> **WHAT TO DO**:
[a] List every characteristic that the final summary sentence of the renal disease article says was directly associated with adverse clinical renal events.
[b] Using the renal disease article, explain why the study set out to examine factors that predict adverse renal outcomes.
[c] Answer these questions from the renal disease article:
(i) In which journal was it published?
(ii) How many patients were included in the Cox regression analysis?
(iii) Over what range of years were the participants followed?

> **SOURCE DOCUMENT**:

Baseline predictors of renal disease progression in the african american study of hypertension and kidney disease

• Published in: Journal of the American Society of Nephrology Vol. 17; no. 10; pp. 2928 - 2936
• Main Authors: NORRIS, Keith C, GREENE, Tom, APPEL, Lawrence J, KOPPLE, Joel, LEA, Janice, LEWIS, Julia, LIPKOWITZ, Mike, MILLER, Pete, RICHARDSON, Annie, ROSTAND, Stephen, XUELEI WANG
• Format: Journal Article
• Language: English
• Published: Hagerstown, MD Lippincott Williams & Wilkins 01.10.2006
• Subjects: Adolescent; Adult; African Americans - statistics & numerical data; Aged; Biological and medical sciences; Creatinine - blood; Disease Progression; Female; Glomerular Filtration Rate; Humans; Hypertension - physiopathology; Kidney Failure, Chronic - physiopathology; Male; Medical sciences; Middle Aged; Nephrology. Urinary tract diseases; Nephropathies. Renovascular diseases. Renal failure; Nitrogen - analysis; Phosphorus - analysis; Prognosis; Proteinuria; Renal failure; Urea - analysis; United States; North America; America; Human; Hypertension; Nephrology; Urinary system disease; Negroid; Cardiovascular disease; Epidemiology; Urology; Risk factor; Renal failure; Race; Public health; African American
• ISSN: 1046-6673; 1533-3450
• DOI: 10.1681/asn.2005101101

Patients with chronic kidney disease have an increased risk for progression to ESRD. The purpose of this study was to examine factors that predict increased risk for adverse renal outcomes. Cox regression was performed to assess the potential of 38 baseline risk factors to predict the clinical renal composite outcome of 50% or 25-ml/min per 1.73 m(2) GFR decline or ESRD among 1094 black patients with hypertensive nephrosclerosis (GFR 20 to 65 ml/min per 1.73 m(2)). Patients were trial participants who had been randomly assigned to one of two BP goals and to one of three antihypertensive regimens and followed for a range of 3 to 6.4 yr. In unadjusted and adjusted analyses, baseline proteinuria was consistently associated with an increased risk for adverse renal outcomes, even at low levels of proteinuria. The relationship of proteinuria with adverse renal outcomes also was evident in analyses that were stratified by level of GFR, which itself was associated with adverse renal outcomes but only at levels <40 ml/min. Other factors that were significantly associated with increased renal events after adjustment for baseline GFR, age, and gender, both with and without adjustment for baseline proteinuria, included serum creatinine, urea nitrogen, and phosphorus. In black patients with hypertensive nephrosclerosis, increased proteinuria, reduced GFR, and elevated levels of serum creatinine, urea nitrogen and phosphorus were directly associated with adverse clinical renal events. These findings identify a subset of this high-risk population that might benefit from even more aggressive treatment.

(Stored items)
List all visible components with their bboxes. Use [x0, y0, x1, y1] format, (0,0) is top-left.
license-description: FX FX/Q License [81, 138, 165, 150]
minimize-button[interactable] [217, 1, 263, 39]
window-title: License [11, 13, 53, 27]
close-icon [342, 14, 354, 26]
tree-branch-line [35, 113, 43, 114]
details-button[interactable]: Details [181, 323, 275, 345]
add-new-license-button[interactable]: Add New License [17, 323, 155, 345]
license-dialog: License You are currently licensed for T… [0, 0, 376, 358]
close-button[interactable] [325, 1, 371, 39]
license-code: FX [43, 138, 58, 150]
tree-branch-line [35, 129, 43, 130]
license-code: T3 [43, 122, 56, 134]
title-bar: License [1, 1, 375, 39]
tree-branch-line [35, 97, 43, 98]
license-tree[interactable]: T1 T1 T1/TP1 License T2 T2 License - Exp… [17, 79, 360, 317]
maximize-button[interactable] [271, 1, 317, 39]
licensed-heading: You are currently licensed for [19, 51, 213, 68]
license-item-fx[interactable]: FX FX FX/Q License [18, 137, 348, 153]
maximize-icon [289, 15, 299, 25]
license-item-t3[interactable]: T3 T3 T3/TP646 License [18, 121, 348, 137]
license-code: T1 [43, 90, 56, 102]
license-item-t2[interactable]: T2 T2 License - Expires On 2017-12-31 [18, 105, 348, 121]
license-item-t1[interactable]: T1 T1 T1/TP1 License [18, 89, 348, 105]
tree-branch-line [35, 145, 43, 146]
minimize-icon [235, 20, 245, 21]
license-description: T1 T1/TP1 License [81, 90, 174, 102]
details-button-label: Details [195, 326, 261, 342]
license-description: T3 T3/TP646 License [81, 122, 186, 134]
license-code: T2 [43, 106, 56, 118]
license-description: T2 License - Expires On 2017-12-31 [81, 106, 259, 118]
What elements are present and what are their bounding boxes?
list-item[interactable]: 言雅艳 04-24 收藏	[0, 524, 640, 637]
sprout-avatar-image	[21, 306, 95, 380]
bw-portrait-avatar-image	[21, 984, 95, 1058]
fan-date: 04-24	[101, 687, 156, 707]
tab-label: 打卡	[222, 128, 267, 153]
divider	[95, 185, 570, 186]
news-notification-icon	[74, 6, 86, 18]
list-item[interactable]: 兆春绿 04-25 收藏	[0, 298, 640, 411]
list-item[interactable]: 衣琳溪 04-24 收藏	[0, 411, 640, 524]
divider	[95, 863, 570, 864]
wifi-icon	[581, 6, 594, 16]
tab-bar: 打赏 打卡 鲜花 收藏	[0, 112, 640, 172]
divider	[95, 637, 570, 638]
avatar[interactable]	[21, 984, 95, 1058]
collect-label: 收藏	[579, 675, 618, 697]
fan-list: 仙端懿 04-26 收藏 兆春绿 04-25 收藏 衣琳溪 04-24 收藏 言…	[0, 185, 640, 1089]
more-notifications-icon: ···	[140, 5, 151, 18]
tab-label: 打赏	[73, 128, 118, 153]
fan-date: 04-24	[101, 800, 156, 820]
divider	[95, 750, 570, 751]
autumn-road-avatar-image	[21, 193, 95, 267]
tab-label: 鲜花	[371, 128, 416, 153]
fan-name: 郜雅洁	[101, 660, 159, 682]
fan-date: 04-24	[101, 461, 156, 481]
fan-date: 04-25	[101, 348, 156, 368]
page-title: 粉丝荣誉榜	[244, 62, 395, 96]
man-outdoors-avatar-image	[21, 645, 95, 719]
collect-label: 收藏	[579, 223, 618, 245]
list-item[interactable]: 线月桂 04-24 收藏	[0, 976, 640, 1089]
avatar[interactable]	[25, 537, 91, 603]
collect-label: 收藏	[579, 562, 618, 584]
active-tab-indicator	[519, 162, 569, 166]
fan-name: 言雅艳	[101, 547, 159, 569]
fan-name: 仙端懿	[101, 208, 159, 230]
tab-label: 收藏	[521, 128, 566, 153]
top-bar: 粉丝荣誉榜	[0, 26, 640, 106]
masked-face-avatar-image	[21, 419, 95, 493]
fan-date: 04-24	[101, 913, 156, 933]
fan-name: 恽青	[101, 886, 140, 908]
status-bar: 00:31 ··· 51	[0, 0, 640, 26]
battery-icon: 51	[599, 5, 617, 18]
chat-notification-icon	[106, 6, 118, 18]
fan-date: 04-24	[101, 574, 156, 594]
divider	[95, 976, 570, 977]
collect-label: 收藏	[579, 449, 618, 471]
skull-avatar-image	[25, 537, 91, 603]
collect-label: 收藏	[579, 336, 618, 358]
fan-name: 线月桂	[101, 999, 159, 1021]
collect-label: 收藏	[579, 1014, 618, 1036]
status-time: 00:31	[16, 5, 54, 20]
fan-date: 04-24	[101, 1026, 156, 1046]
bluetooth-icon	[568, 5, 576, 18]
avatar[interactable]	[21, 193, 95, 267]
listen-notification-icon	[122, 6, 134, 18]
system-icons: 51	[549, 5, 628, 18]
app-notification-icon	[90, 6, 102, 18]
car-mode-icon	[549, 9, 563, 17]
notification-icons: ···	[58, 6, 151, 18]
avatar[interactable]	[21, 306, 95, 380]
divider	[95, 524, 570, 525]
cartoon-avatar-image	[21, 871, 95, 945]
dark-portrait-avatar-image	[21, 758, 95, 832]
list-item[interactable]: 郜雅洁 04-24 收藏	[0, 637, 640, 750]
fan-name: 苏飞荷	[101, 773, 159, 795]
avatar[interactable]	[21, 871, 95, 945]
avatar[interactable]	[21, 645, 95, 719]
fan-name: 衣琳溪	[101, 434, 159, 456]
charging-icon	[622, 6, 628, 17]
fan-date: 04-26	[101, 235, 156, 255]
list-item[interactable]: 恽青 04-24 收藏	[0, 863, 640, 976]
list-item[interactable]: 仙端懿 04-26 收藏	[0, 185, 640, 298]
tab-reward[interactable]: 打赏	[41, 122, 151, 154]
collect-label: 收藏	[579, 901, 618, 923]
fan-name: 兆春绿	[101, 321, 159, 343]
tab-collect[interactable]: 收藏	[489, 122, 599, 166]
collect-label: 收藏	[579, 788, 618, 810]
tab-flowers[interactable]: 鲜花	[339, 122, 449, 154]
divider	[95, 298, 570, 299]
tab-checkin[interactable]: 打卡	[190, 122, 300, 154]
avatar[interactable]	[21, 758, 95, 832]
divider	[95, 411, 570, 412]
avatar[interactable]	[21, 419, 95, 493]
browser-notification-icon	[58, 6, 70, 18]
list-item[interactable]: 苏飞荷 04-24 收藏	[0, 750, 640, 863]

> **OUTPUTS BY TASK**:
[a] Increased proteinuria, reduced GFR, elevated serum creatinine, elevated urea nitrogen, and elevated phosphorus.

[b] Patients with chronic kidney disease have an increased risk of progressing to ESRD. The study therefore looked for factors that predict this increased risk of adverse renal outcomes.

[c]
(i) Journal of the American Society of Nephrology
(ii) 1094
(iii) 3 to 6.4 years